• **TASK DIRECTIONS**
Filter the listing and keep only the lines with the word "this".

[Stored entries]
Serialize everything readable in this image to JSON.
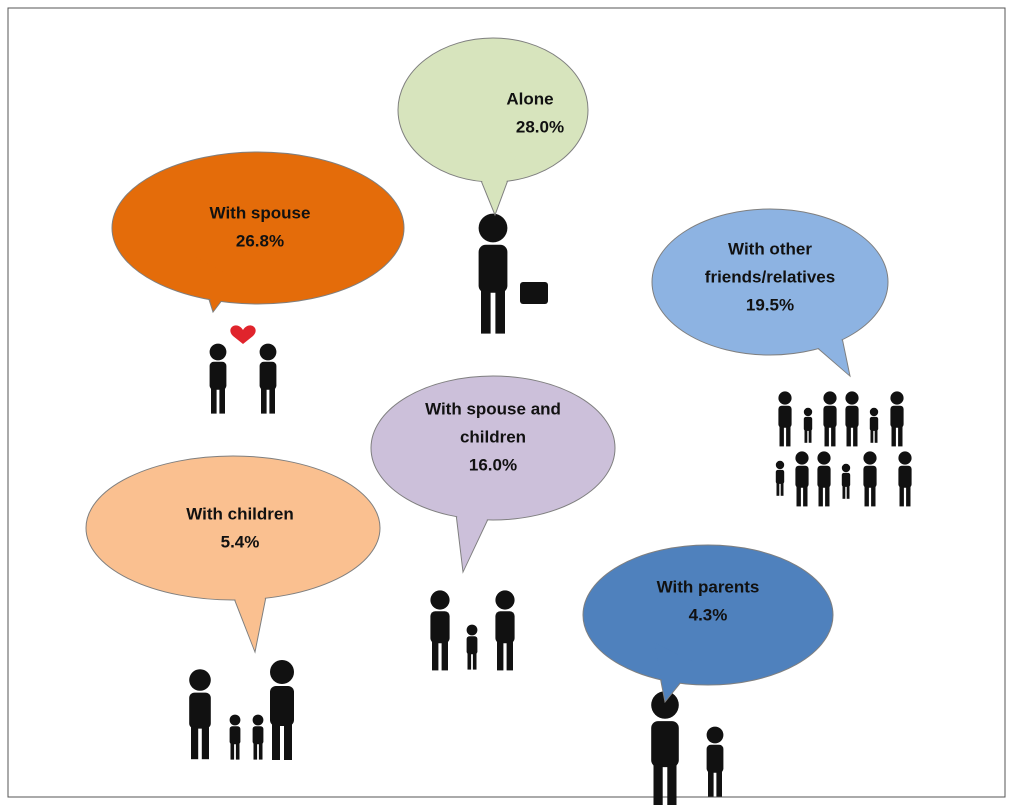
{
  "bubbles": [
    {
      "label": [
        "Alone"
      ],
      "value": "28.0%"
    },
    {
      "label": [
        "With spouse"
      ],
      "value": "26.8%"
    },
    {
      "label": [
        "With other",
        "friends/relatives"
      ],
      "value": "19.5%"
    },
    {
      "label": [
        "With spouse and",
        "children"
      ],
      "value": "16.0%"
    },
    {
      "label": [
        "With children"
      ],
      "value": "5.4%"
    },
    {
      "label": [
        "With parents"
      ],
      "value": "4.3%"
    }
  ]
}
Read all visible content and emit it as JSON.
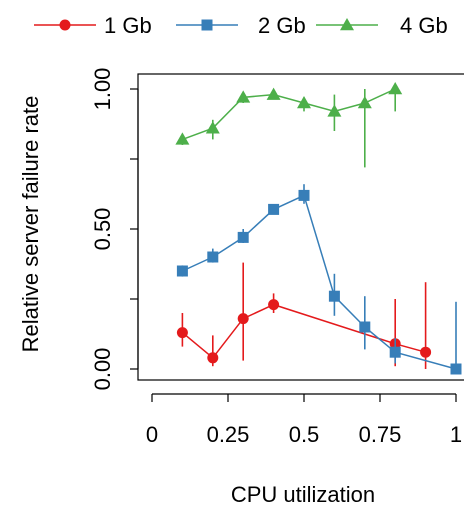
{
  "chart_data": {
    "type": "line",
    "title": "",
    "xlabel": "CPU utilization",
    "ylabel": "Relative server failure rate",
    "xlim": [
      -0.02,
      1.0
    ],
    "ylim": [
      -0.03,
      1.05
    ],
    "x_ticks": [
      0,
      0.25,
      0.5,
      0.75,
      1
    ],
    "x_tick_labels": [
      "0",
      "0.25",
      "0.5",
      "0.75",
      "1"
    ],
    "y_ticks": [
      0,
      0.5,
      1.0
    ],
    "y_tick_labels": [
      "0.00",
      "0.50",
      "1.00"
    ],
    "y_minor_ticks": [
      0.25,
      0.75
    ],
    "grid": false,
    "legend_position": "top",
    "series": [
      {
        "name": "1 Gb",
        "color": "#e41a1c",
        "marker": "circle",
        "points": [
          {
            "x": 0.1,
            "y": 0.13,
            "lo": 0.08,
            "hi": 0.2
          },
          {
            "x": 0.2,
            "y": 0.04,
            "lo": 0.01,
            "hi": 0.12
          },
          {
            "x": 0.3,
            "y": 0.18,
            "lo": 0.03,
            "hi": 0.38
          },
          {
            "x": 0.4,
            "y": 0.23,
            "lo": 0.2,
            "hi": 0.27
          },
          {
            "x": 0.8,
            "y": 0.09,
            "lo": 0.01,
            "hi": 0.25
          },
          {
            "x": 0.9,
            "y": 0.06,
            "lo": 0.0,
            "hi": 0.31
          }
        ]
      },
      {
        "name": "2 Gb",
        "color": "#377eb8",
        "marker": "square",
        "points": [
          {
            "x": 0.1,
            "y": 0.35,
            "lo": 0.33,
            "hi": 0.37
          },
          {
            "x": 0.2,
            "y": 0.4,
            "lo": 0.38,
            "hi": 0.43
          },
          {
            "x": 0.3,
            "y": 0.47,
            "lo": 0.45,
            "hi": 0.5
          },
          {
            "x": 0.4,
            "y": 0.57,
            "lo": 0.56,
            "hi": 0.58
          },
          {
            "x": 0.5,
            "y": 0.62,
            "lo": 0.59,
            "hi": 0.66
          },
          {
            "x": 0.6,
            "y": 0.26,
            "lo": 0.19,
            "hi": 0.34
          },
          {
            "x": 0.7,
            "y": 0.15,
            "lo": 0.07,
            "hi": 0.26
          },
          {
            "x": 0.8,
            "y": 0.06,
            "lo": 0.02,
            "hi": 0.11
          },
          {
            "x": 1.0,
            "y": 0.0,
            "lo": 0.0,
            "hi": 0.24
          }
        ]
      },
      {
        "name": "4 Gb",
        "color": "#4daf4a",
        "marker": "triangle",
        "points": [
          {
            "x": 0.1,
            "y": 0.82,
            "lo": 0.8,
            "hi": 0.84
          },
          {
            "x": 0.2,
            "y": 0.86,
            "lo": 0.82,
            "hi": 0.89
          },
          {
            "x": 0.3,
            "y": 0.97,
            "lo": 0.95,
            "hi": 0.98
          },
          {
            "x": 0.4,
            "y": 0.98,
            "lo": 0.97,
            "hi": 0.99
          },
          {
            "x": 0.5,
            "y": 0.95,
            "lo": 0.92,
            "hi": 0.97
          },
          {
            "x": 0.6,
            "y": 0.92,
            "lo": 0.85,
            "hi": 0.98
          },
          {
            "x": 0.7,
            "y": 0.95,
            "lo": 0.72,
            "hi": 1.0
          },
          {
            "x": 0.8,
            "y": 1.0,
            "lo": 0.92,
            "hi": 1.0
          }
        ]
      }
    ]
  }
}
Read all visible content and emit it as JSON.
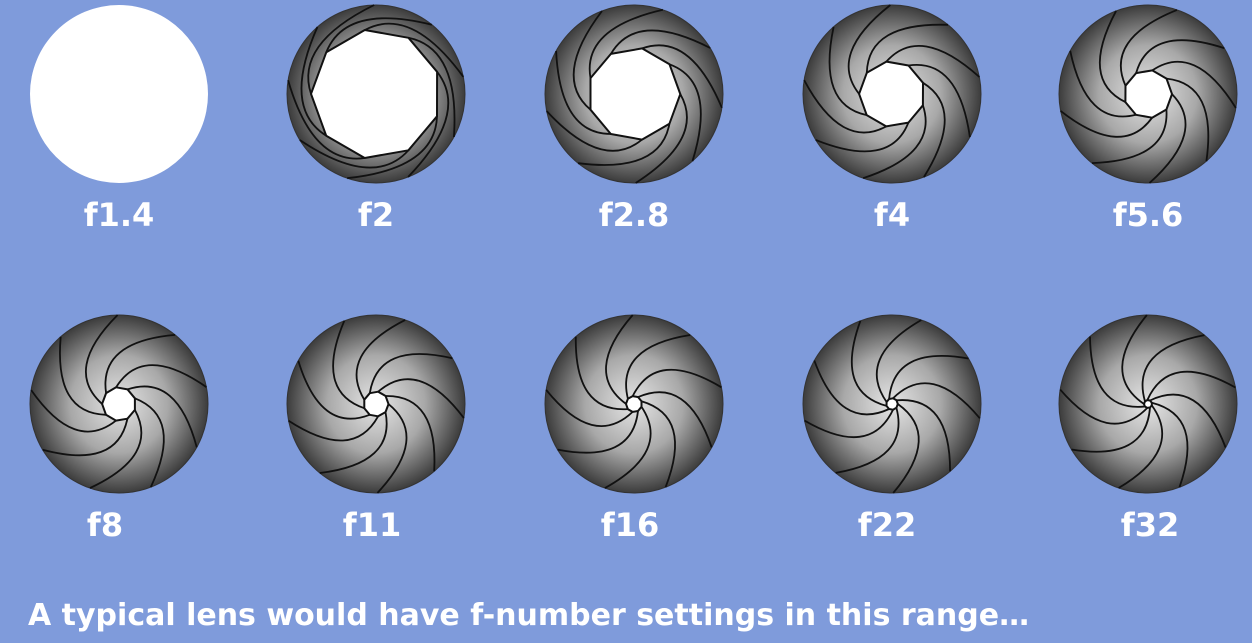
{
  "apertures": [
    {
      "label": "f1.4",
      "opening": 1.0
    },
    {
      "label": "f2",
      "opening": 0.73
    },
    {
      "label": "f2.8",
      "opening": 0.52
    },
    {
      "label": "f4",
      "opening": 0.37
    },
    {
      "label": "f5.6",
      "opening": 0.27
    },
    {
      "label": "f8",
      "opening": 0.19
    },
    {
      "label": "f11",
      "opening": 0.14
    },
    {
      "label": "f16",
      "opening": 0.09
    },
    {
      "label": "f22",
      "opening": 0.065
    },
    {
      "label": "f32",
      "opening": 0.045
    }
  ],
  "caption": "A typical lens would have f-number settings in this range…",
  "colors": {
    "background": "#7f9bdb",
    "opening": "#ffffff",
    "blade_dark": "#3a3a3a",
    "blade_light": "#d8d8d8",
    "blade_line": "#111111",
    "text": "#ffffff"
  }
}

• **SOLVED EXERCISE**
Serialize everything readable in this image to JSON.
  "caption": "A typical lens would have f-number settings in this range…",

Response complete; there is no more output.